Output all the entries word for word. Omit the pictures.
- - -
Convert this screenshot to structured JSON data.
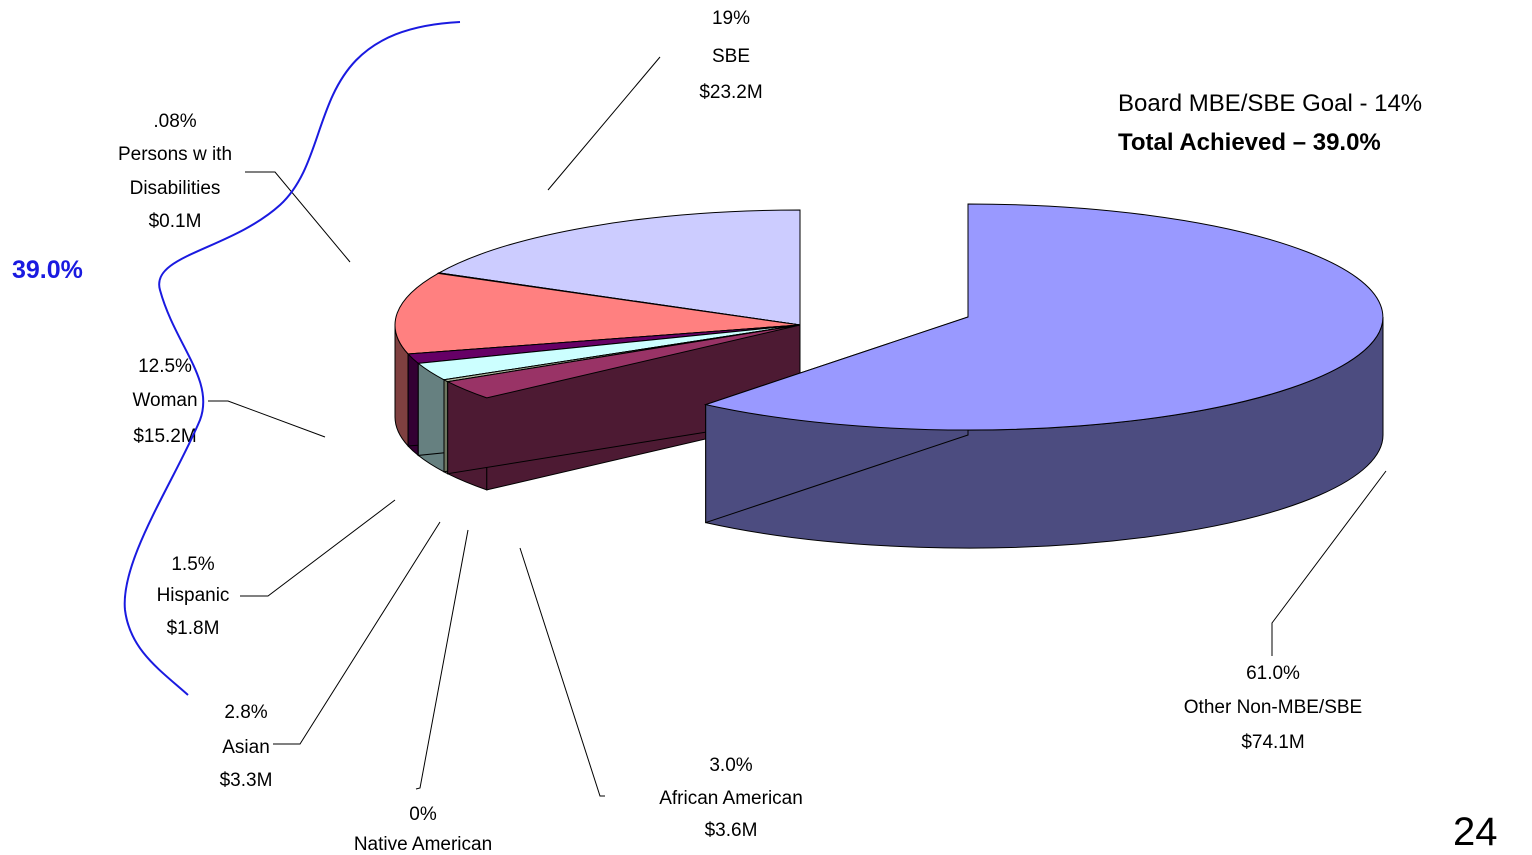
{
  "chart_data": {
    "type": "pie",
    "title": "",
    "goal_text": "Board MBE/SBE Goal - 14%",
    "achieved_text": "Total Achieved – 39.0%",
    "bracket_label": "39.0%",
    "page_number": "24",
    "slices": [
      {
        "name": "Other Non-MBE/SBE",
        "percent_label": "61.0%",
        "amount": "$74.1M",
        "value": 74.1,
        "colors": {
          "top": "#9999ff",
          "side": "#4c4c80"
        }
      },
      {
        "name": "SBE",
        "percent_label": "19%",
        "amount": "$23.2M",
        "value": 23.2,
        "colors": {
          "top": "#ccccff",
          "side": "#666680"
        }
      },
      {
        "name": "Persons w ith Disabilities",
        "name_lines": [
          "Persons w ith",
          "Disabilities"
        ],
        "percent_label": ".08%",
        "amount": "$0.1M",
        "value": 0.1,
        "colors": {
          "top": "#003366",
          "side": "#00264d"
        }
      },
      {
        "name": "Woman",
        "percent_label": "12.5%",
        "amount": "$15.2M",
        "value": 15.2,
        "colors": {
          "top": "#ff8080",
          "side": "#7f4040"
        }
      },
      {
        "name": "Hispanic",
        "percent_label": "1.5%",
        "amount": "$1.8M",
        "value": 1.8,
        "colors": {
          "top": "#660066",
          "side": "#330033"
        }
      },
      {
        "name": "Asian",
        "percent_label": "2.8%",
        "amount": "$3.3M",
        "value": 3.3,
        "colors": {
          "top": "#ccffff",
          "side": "#668080"
        }
      },
      {
        "name": "Native American",
        "percent_label": "0%",
        "amount": "",
        "value": 0.4,
        "colors": {
          "top": "#b0b8a0",
          "side": "#6e7660"
        }
      },
      {
        "name": "African American",
        "percent_label": "3.0%",
        "amount": "$3.6M",
        "value": 3.6,
        "colors": {
          "top": "#993366",
          "side": "#4d1a33"
        }
      }
    ],
    "legend": "none",
    "bracket_color": "#1a1ae0",
    "leader_color": "#000000"
  }
}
- - -
*Exercise result:*
Convert this screenshot to structured JSON data.
{
  "chart_data": {
    "type": "pie",
    "title": "",
    "goal_text": "Board MBE/SBE Goal - 14%",
    "achieved_text": "Total Achieved – 39.0%",
    "bracket_label": "39.0%",
    "page_number": "24",
    "slices": [
      {
        "name": "Other Non-MBE/SBE",
        "percent_label": "61.0%",
        "amount": "$74.1M",
        "value": 74.1,
        "colors": {
          "top": "#9999ff",
          "side": "#4c4c80"
        }
      },
      {
        "name": "SBE",
        "percent_label": "19%",
        "amount": "$23.2M",
        "value": 23.2,
        "colors": {
          "top": "#ccccff",
          "side": "#666680"
        }
      },
      {
        "name": "Persons w ith Disabilities",
        "name_lines": [
          "Persons w ith",
          "Disabilities"
        ],
        "percent_label": ".08%",
        "amount": "$0.1M",
        "value": 0.1,
        "colors": {
          "top": "#003366",
          "side": "#00264d"
        }
      },
      {
        "name": "Woman",
        "percent_label": "12.5%",
        "amount": "$15.2M",
        "value": 15.2,
        "colors": {
          "top": "#ff8080",
          "side": "#7f4040"
        }
      },
      {
        "name": "Hispanic",
        "percent_label": "1.5%",
        "amount": "$1.8M",
        "value": 1.8,
        "colors": {
          "top": "#660066",
          "side": "#330033"
        }
      },
      {
        "name": "Asian",
        "percent_label": "2.8%",
        "amount": "$3.3M",
        "value": 3.3,
        "colors": {
          "top": "#ccffff",
          "side": "#668080"
        }
      },
      {
        "name": "Native American",
        "percent_label": "0%",
        "amount": "",
        "value": 0.4,
        "colors": {
          "top": "#b0b8a0",
          "side": "#6e7660"
        }
      },
      {
        "name": "African American",
        "percent_label": "3.0%",
        "amount": "$3.6M",
        "value": 3.6,
        "colors": {
          "top": "#993366",
          "side": "#4d1a33"
        }
      }
    ],
    "legend": "none",
    "bracket_color": "#1a1ae0",
    "leader_color": "#000000"
  }
}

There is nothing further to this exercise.